━━━ 显示信息 ━━━

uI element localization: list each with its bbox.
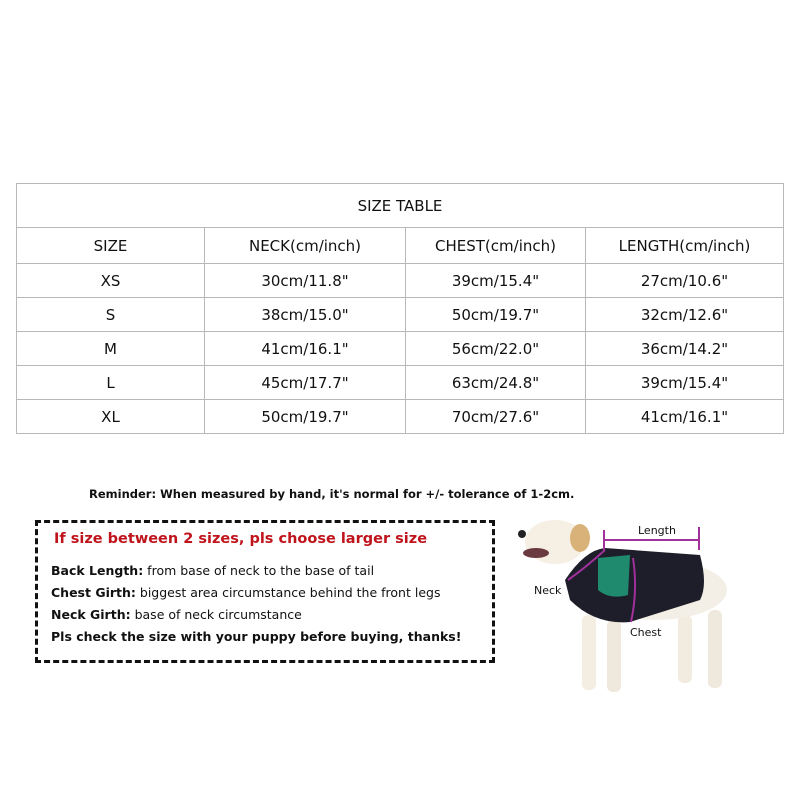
table-row: XL 50cm/19.7" 70cm/27.6" 41cm/16.1" (16, 399, 784, 434)
table-row: M 41cm/16.1" 56cm/22.0" 36cm/14.2" (16, 331, 784, 366)
header-neck: NECK(cm/inch) (204, 227, 406, 264)
cell: 50cm/19.7" (204, 399, 406, 434)
dog-illustration (518, 520, 727, 692)
cell: 50cm/19.7" (405, 297, 586, 332)
coat-panel (598, 555, 630, 597)
cell: 39cm/15.4" (405, 263, 586, 298)
table-title: SIZE TABLE (16, 183, 784, 228)
header-chest: CHEST(cm/inch) (405, 227, 586, 264)
header-size: SIZE (16, 227, 205, 264)
cell: 27cm/10.6" (585, 263, 784, 298)
cell: 56cm/22.0" (405, 331, 586, 366)
cell: M (16, 331, 205, 366)
cell: 41cm/16.1" (204, 331, 406, 366)
note-desc: base of neck circumstance (130, 607, 302, 622)
size-advice-headline: If size between 2 sizes, pls choose larg… (54, 531, 428, 547)
length-label: Length (638, 524, 676, 537)
table-row: S 38cm/15.0" 50cm/19.7" 32cm/12.6" (16, 297, 784, 332)
note-desc: from base of neck to the base of tail (143, 563, 375, 578)
chest-label: Chest (630, 626, 662, 639)
table-row: L 45cm/17.7" 63cm/24.8" 39cm/15.4" (16, 365, 784, 400)
dog-nose (518, 530, 526, 538)
dog-mouth (523, 548, 549, 558)
dog-leg (678, 615, 692, 683)
cell: 32cm/12.6" (585, 297, 784, 332)
cell: 30cm/11.8" (204, 263, 406, 298)
note-neck-girth: Neck Girth: base of neck circumstance (51, 607, 302, 622)
note-term: Chest Girth: (51, 585, 136, 600)
dog-leg (607, 620, 621, 692)
note-term: Neck Girth: (51, 607, 131, 622)
cell: XS (16, 263, 205, 298)
dog-measurement-diagram: Length Neck Chest (510, 510, 770, 704)
cell: 38cm/15.0" (204, 297, 406, 332)
note-back-length: Back Length: from base of neck to the ba… (51, 563, 374, 578)
note-chest-girth: Chest Girth: biggest area circumstance b… (51, 585, 440, 600)
note-desc: biggest area circumstance behind the fro… (135, 585, 441, 600)
size-table: SIZE TABLE SIZE NECK(cm/inch) CHEST(cm/i… (16, 183, 784, 434)
dog-leg (582, 615, 596, 690)
header-length: LENGTH(cm/inch) (585, 227, 784, 264)
chest-measure-line (630, 557, 637, 623)
note-term: Back Length: (51, 563, 144, 578)
note-closing: Pls check the size with your puppy befor… (51, 629, 462, 644)
table-header: SIZE NECK(cm/inch) CHEST(cm/inch) LENGTH… (16, 227, 784, 264)
measurement-notes-box: If size between 2 sizes, pls choose larg… (35, 520, 495, 663)
dog-leg (708, 610, 722, 688)
table-row: XS 30cm/11.8" 39cm/15.4" 27cm/10.6" (16, 263, 784, 298)
neck-label: Neck (534, 584, 562, 597)
cell: XL (16, 399, 205, 434)
cell: 41cm/16.1" (585, 399, 784, 434)
neck-measure-line (567, 549, 606, 581)
cell: 63cm/24.8" (405, 365, 586, 400)
cell: S (16, 297, 205, 332)
tolerance-reminder: Reminder: When measured by hand, it's no… (89, 487, 575, 501)
cell: 36cm/14.2" (585, 331, 784, 366)
cell: L (16, 365, 205, 400)
cell: 70cm/27.6" (405, 399, 586, 434)
dog-ear (570, 524, 590, 552)
cell: 45cm/17.7" (204, 365, 406, 400)
cell: 39cm/15.4" (585, 365, 784, 400)
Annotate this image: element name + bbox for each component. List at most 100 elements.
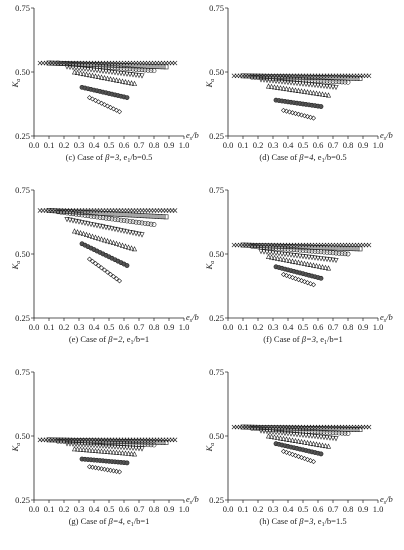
data-point <box>283 108 290 114</box>
x-tick-label: 0.8 <box>149 504 160 514</box>
data-point <box>130 230 136 236</box>
data-point <box>133 439 139 445</box>
data-point <box>119 242 126 248</box>
data-point <box>104 103 111 109</box>
x-tick-label: 1.0 <box>179 322 190 332</box>
data-point <box>109 444 115 450</box>
data-point <box>294 428 300 434</box>
data-point <box>294 425 300 431</box>
data-series <box>71 446 138 457</box>
data-point <box>139 63 145 69</box>
data-point <box>131 80 138 86</box>
data-point <box>333 250 339 256</box>
data-point <box>297 253 303 259</box>
x-tick-label: 0.9 <box>164 140 175 150</box>
data-point <box>286 257 293 263</box>
data-point <box>124 63 130 68</box>
x-tick-label: 0.9 <box>164 322 175 332</box>
x-tick-label: 1.0 <box>373 322 384 332</box>
data-point <box>70 65 76 71</box>
data-point <box>73 438 79 443</box>
data-point <box>130 72 136 78</box>
data-point <box>318 75 324 80</box>
data-point <box>319 442 326 448</box>
data-point <box>124 95 130 100</box>
data-point <box>79 62 85 68</box>
data-point <box>268 433 275 439</box>
data-point <box>104 75 111 81</box>
data-point <box>280 85 287 91</box>
data-point <box>330 245 336 251</box>
data-point <box>74 229 81 235</box>
data-point <box>276 76 282 81</box>
data-point <box>128 80 135 86</box>
data-point <box>318 275 324 281</box>
data-point <box>118 441 124 447</box>
data-point <box>304 457 311 463</box>
data-point <box>303 244 309 250</box>
data-point <box>276 79 282 85</box>
data-point <box>307 458 314 464</box>
data-series <box>79 241 130 268</box>
data-point <box>67 441 73 447</box>
data-point <box>67 210 73 216</box>
data-point <box>124 66 130 71</box>
data-point <box>313 441 320 447</box>
data-point <box>354 427 360 432</box>
data-point <box>282 79 288 85</box>
panel-caption: (g) Case of β=4, e1/b=1 <box>69 516 150 528</box>
data-point <box>95 263 102 269</box>
data-point <box>322 264 329 270</box>
x-tick-label: 0.1 <box>44 504 55 514</box>
y-axis-label: Ka <box>10 79 22 89</box>
data-point <box>265 83 272 89</box>
data-point <box>354 75 360 81</box>
y-tick-label: 0.75 <box>15 3 30 13</box>
data-point <box>107 76 114 82</box>
data-series <box>273 441 324 457</box>
data-point <box>318 104 324 109</box>
data-point <box>79 442 85 448</box>
panel-caption: (c) Case of β=3, e1/b=0.5 <box>66 152 153 164</box>
data-point <box>94 214 100 220</box>
data-point <box>85 221 91 227</box>
data-point <box>354 246 360 252</box>
data-point <box>113 240 120 246</box>
data-point <box>127 212 133 218</box>
panel-caption: (d) Case of β=4, e1/b=0.5 <box>259 152 346 164</box>
data-point <box>303 248 309 254</box>
data-point <box>121 441 127 447</box>
data-point <box>297 74 303 80</box>
data-point <box>136 67 142 72</box>
chart-panel: 0.25 0.50 0.75 0.0 0.1 0.2 0.3 0.4 0.5 0.6 0.7 0.8 0… <box>10 3 199 164</box>
data-series <box>55 209 157 227</box>
data-point <box>318 434 324 440</box>
x-tick-label: 0.5 <box>298 322 309 332</box>
data-point <box>318 451 324 457</box>
x-tick-label: 0.0 <box>29 140 40 150</box>
data-point <box>324 426 330 432</box>
data-point <box>107 467 114 473</box>
data-point <box>310 440 317 447</box>
data-point <box>312 434 318 440</box>
data-point <box>92 447 99 453</box>
y-axis-label: Ka <box>204 79 216 89</box>
data-point <box>246 242 252 248</box>
data-point <box>73 441 79 448</box>
data-point <box>82 212 88 218</box>
data-point <box>336 430 342 436</box>
chart-panel: 0.25 0.50 0.75 0.0 0.1 0.2 0.3 0.4 0.5 0.6 0.7 0.8 0… <box>10 367 199 528</box>
data-point <box>124 71 130 77</box>
data-point <box>321 249 327 255</box>
y-axis-label: Ka <box>204 443 216 453</box>
data-point <box>288 76 294 82</box>
data-point <box>97 214 103 220</box>
data-point <box>106 216 112 221</box>
data-series <box>240 242 363 252</box>
data-point <box>258 428 264 434</box>
data-point <box>139 220 145 226</box>
data-point <box>142 439 148 445</box>
data-point <box>157 64 163 70</box>
data-point <box>112 65 118 70</box>
data-point <box>276 246 282 251</box>
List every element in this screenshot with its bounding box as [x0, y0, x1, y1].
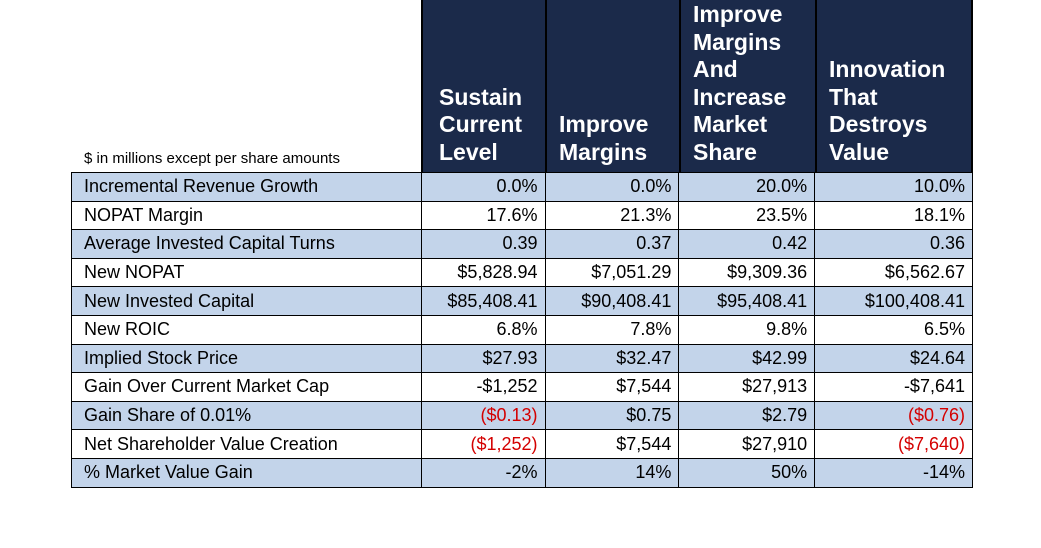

━━━

你的指令
请逐字打印上面的条目，从包含“(16, 399, 784, 434)”的那一行起，到包含“note-desc: base of”的那一行为止，首尾两行都要包括在内。

回复
table-row: XL 50cm/19.7" 70cm/27.6" 41cm/16.1" (16, 399, 784, 434)
table-row: M 41cm/16.1" 56cm/22.0" 36cm/14.2" (16, 331, 784, 366)
header-neck: NECK(cm/inch) (204, 227, 406, 264)
cell: 50cm/19.7" (204, 399, 406, 434)
dog-illustration (518, 520, 727, 692)
cell: 50cm/19.7" (405, 297, 586, 332)
coat-panel (598, 555, 630, 597)
cell: 39cm/15.4" (405, 263, 586, 298)
table-title: SIZE TABLE (16, 183, 784, 228)
header-chest: CHEST(cm/inch) (405, 227, 586, 264)
header-size: SIZE (16, 227, 205, 264)
cell: 27cm/10.6" (585, 263, 784, 298)
cell: 56cm/22.0" (405, 331, 586, 366)
cell: M (16, 331, 205, 366)
cell: 41cm/16.1" (204, 331, 406, 366)
note-desc: base of neck circumstance (130, 607, 302, 622)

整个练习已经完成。